What you should do:
Scan the data that follows and count the lines with the string "Pilar"; answer with the count alone.

Material for the task:
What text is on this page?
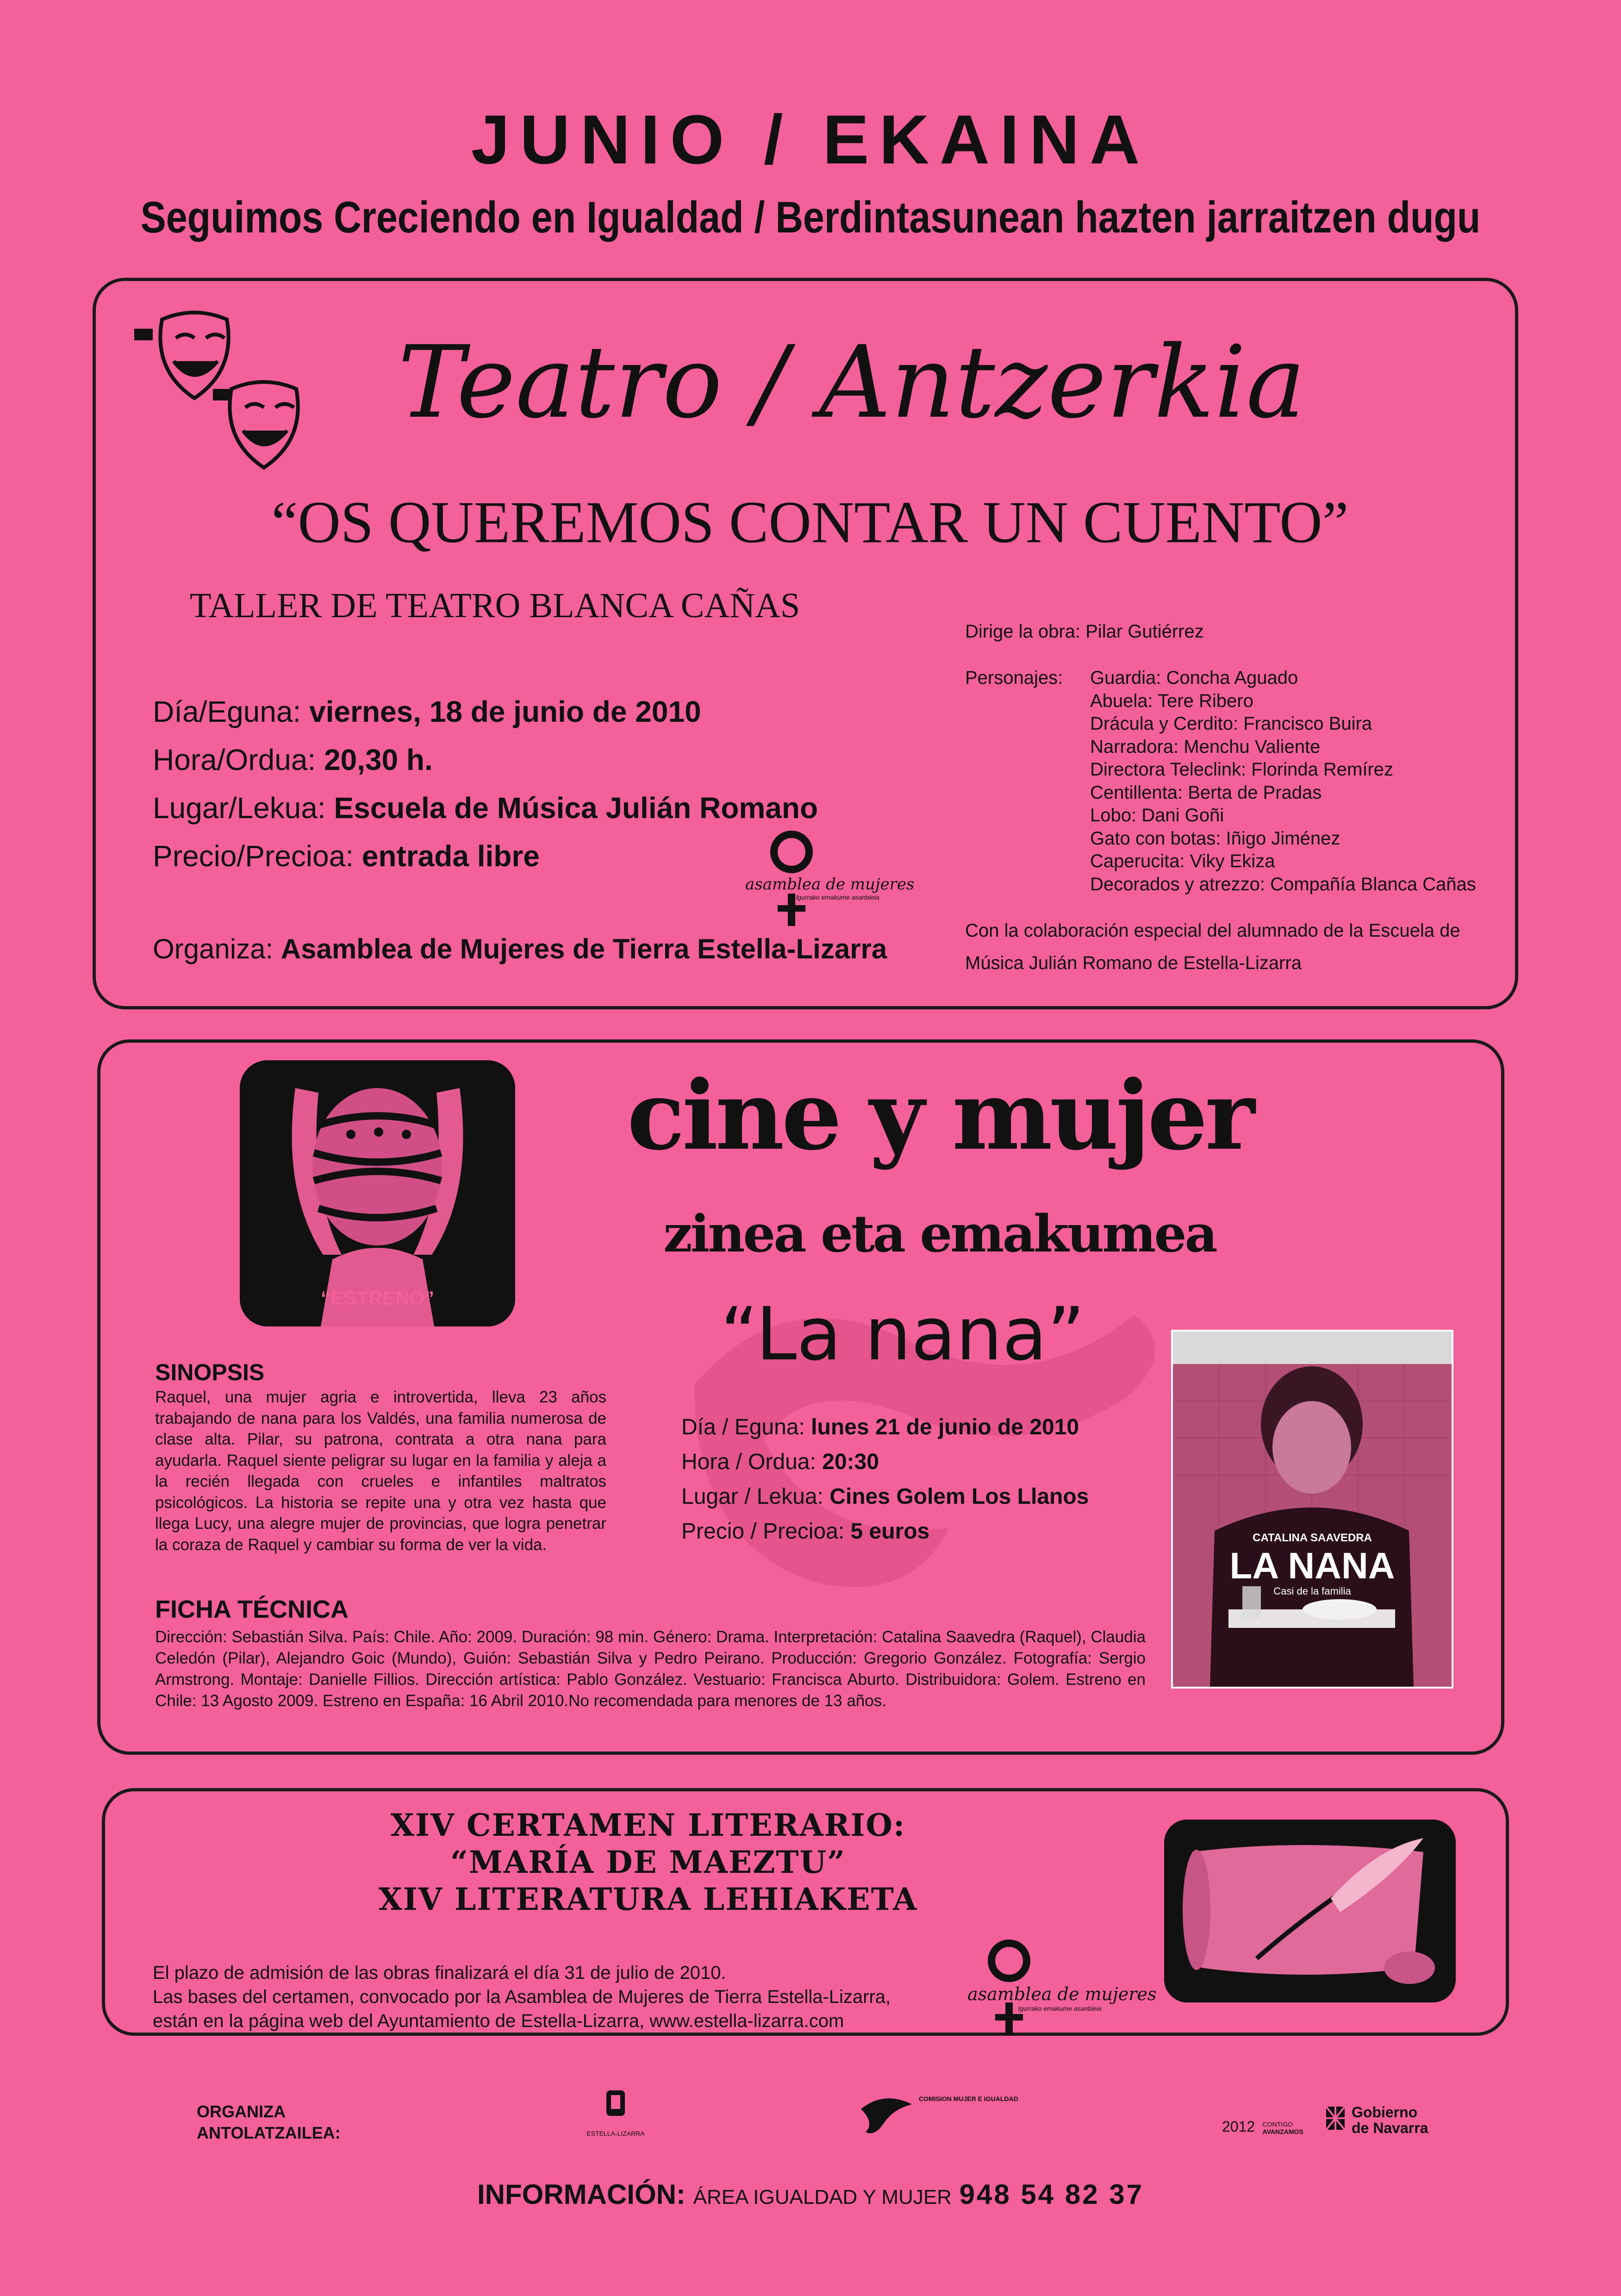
JUNIO / EKAINA
Seguimos Creciendo en Igualdad / Berdintasunean hazten jarraitzen dugu
Teatro / Antzerkia
“OS QUEREMOS CONTAR UN CUENTO”
TALLER DE TEATRO BLANCA CAÑAS
Día/Eguna: viernes, 18 de junio de 2010
Hora/Ordua: 20,30 h.
Lugar/Lekua: Escuela de Música Julián Romano
Precio/Precioa: entrada libre
asamblea de mujeres
lgurrako emakume asanbleia
Organiza: Asamblea de Mujeres de Tierra Estella-Lizarra
Dirige la obra: Pilar Gutiérrez
Personajes: Guardia: Concha Aguado
Abuela: Tere Ribero
Drácula y Cerdito: Francisco Buira
Narradora: Menchu Valiente
Directora Teleclink: Florinda Remírez
Centillenta: Berta de Pradas
Lobo: Dani Goñi
Gato con botas: Iñigo Jiménez
Caperucita: Viky Ekiza
Decorados y atrezzo: Compañía Blanca Cañas
Con la colaboración especial del alumnado de la Escuela de
Música Julián Romano de Estella-Lizarra
“ESTRENO”
cine y mujer
zinea eta emakumea
“La nana”
SINOPSIS
Raquel, una mujer agria e introvertida, lleva 23 años trabajando de nana para los Valdés, una familia numerosa de clase alta. Pilar, su patrona, contrata a otra nana para ayudarla. Raquel siente peligrar su lugar en la familia y aleja a la recién llegada con crueles e infantiles maltratos psicológicos. La historia se repite una y otra vez hasta que llega Lucy, una alegre mujer de provincias, que logra penetrar la coraza de Raquel y cambiar su forma de ver la vida.
Día / Eguna: lunes 21 de junio de 2010
Hora / Ordua: 20:30
Lugar / Lekua: Cines Golem Los Llanos
Precio / Precioa: 5 euros
FICHA TÉCNICA
Dirección: Sebastián Silva. País: Chile. Año: 2009. Duración: 98 min. Género: Drama. Interpretación: Catalina Saavedra (Raquel), Claudia Celedón (Pilar), Alejandro Goic (Mundo), Guión: Sebastián Silva y Pedro Peirano. Producción: Gregorio González. Fotografía: Sergio Armstrong. Montaje: Danielle Fillios. Dirección artística: Pablo González. Vestuario: Francisca Aburto. Distribuidora: Golem. Estreno en Chile: 13 Agosto 2009. Estreno en España: 16 Abril 2010.No recomendada para menores de 13 años.
CATALINA SAAVEDRA
LA NANA
Casi de la familia
XIV CERTAMEN LITERARIO:
“MARÍA DE MAEZTU”
XIV LITERATURA LEHIAKETA
El plazo de admisión de las obras finalizará el día 31 de julio de 2010.
Las bases del certamen, convocado por la Asamblea de Mujeres de Tierra Estella-Lizarra,
están en la página web del Ayuntamiento de Estella-Lizarra, www.estella-lizarra.com
asamblea de mujeres
lgurrako emakume asanbleia
ORGANIZA
ANTOLATZAILEA:	ESTELLA-LIZARRA
COMISION MUJER E IGUALDAD
2012 CONTIGO
AVANZAMOS
Gobierno
de Navarra
INFORMACIÓN: ÁREA IGUALDAD Y MUJER 948 54 82 37
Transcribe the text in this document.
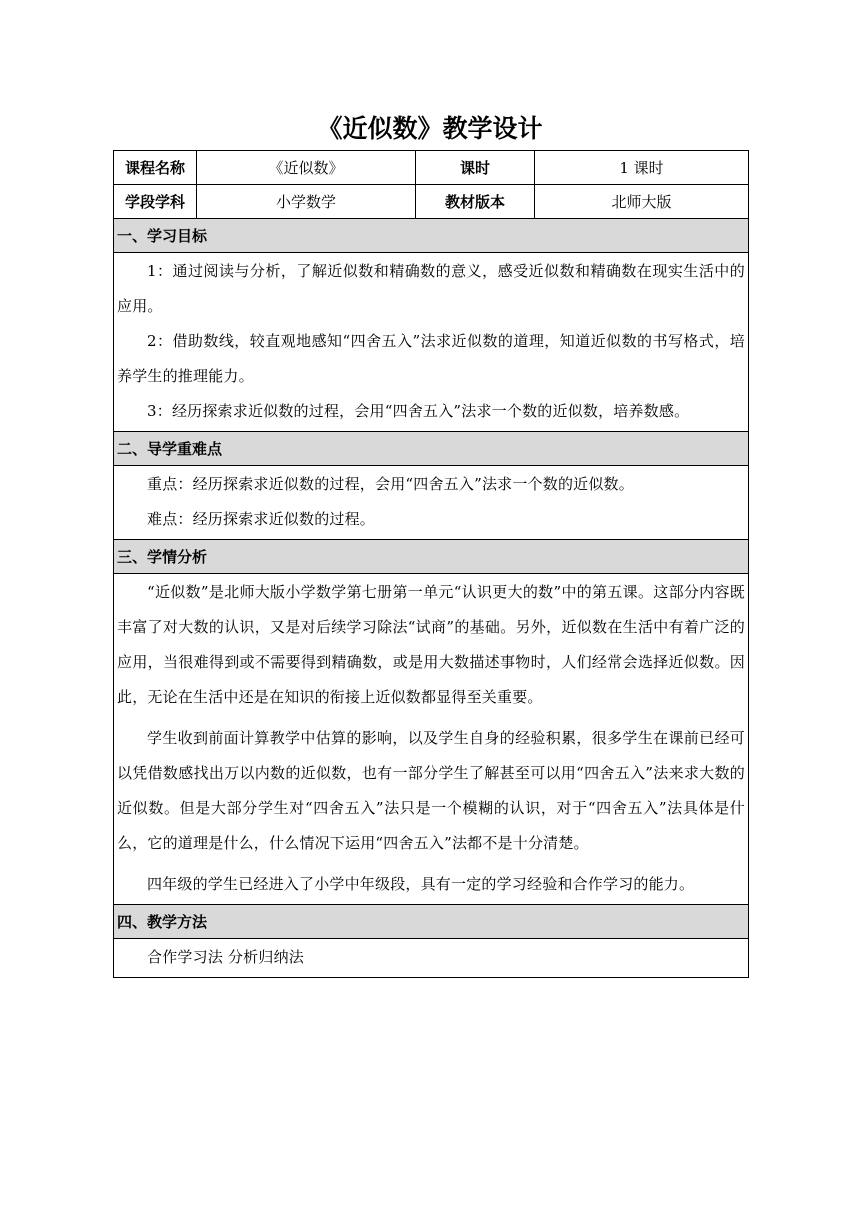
《近似数》教学设计
课程名称	《近似数》	课时	1 课时
学段学科	小学数学	教材版本	北师大版
一、学习目标			

1：通过阅读与分析，了解近似数和精确数的意义，感受近似数和精确数在现实生活中的应用。

2：借助数线，较直观地感知“四舍五入”法求近似数的道理，知道近似数的书写格式，培养学生的推理能力。

3：经历探索求近似数的过程，会用“四舍五入”法求一个数的近似数，培养数感。			

二、导学重难点			

重点：经历探索求近似数的过程，会用“四舍五入”法求一个数的近似数。

难点：经历探索求近似数的过程。			

三、学情分析			

“近似数”是北师大版小学数学第七册第一单元“认识更大的数”中的第五课。这部分内容既丰富了对大数的认识，又是对后续学习除法“试商”的基础。另外，近似数在生活中有着广泛的应用，当很难得到或不需要得到精确数，或是用大数描述事物时，人们经常会选择近似数。因此，无论在生活中还是在知识的衔接上近似数都显得至关重要。

学生收到前面计算教学中估算的影响，以及学生自身的经验积累，很多学生在课前已经可以凭借数感找出万以内数的近似数，也有一部分学生了解甚至可以用“四舍五入”法来求大数的近似数。但是大部分学生对“四舍五入”法只是一个模糊的认识，对于“四舍五入”法具体是什么，它的道理是什么，什么情况下运用“四舍五入”法都不是十分清楚。

四年级的学生已经进入了小学中年级段，具有一定的学习经验和合作学习的能力。			

四、教学方法			

合作学习法 分析归纳法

Result for this task:
3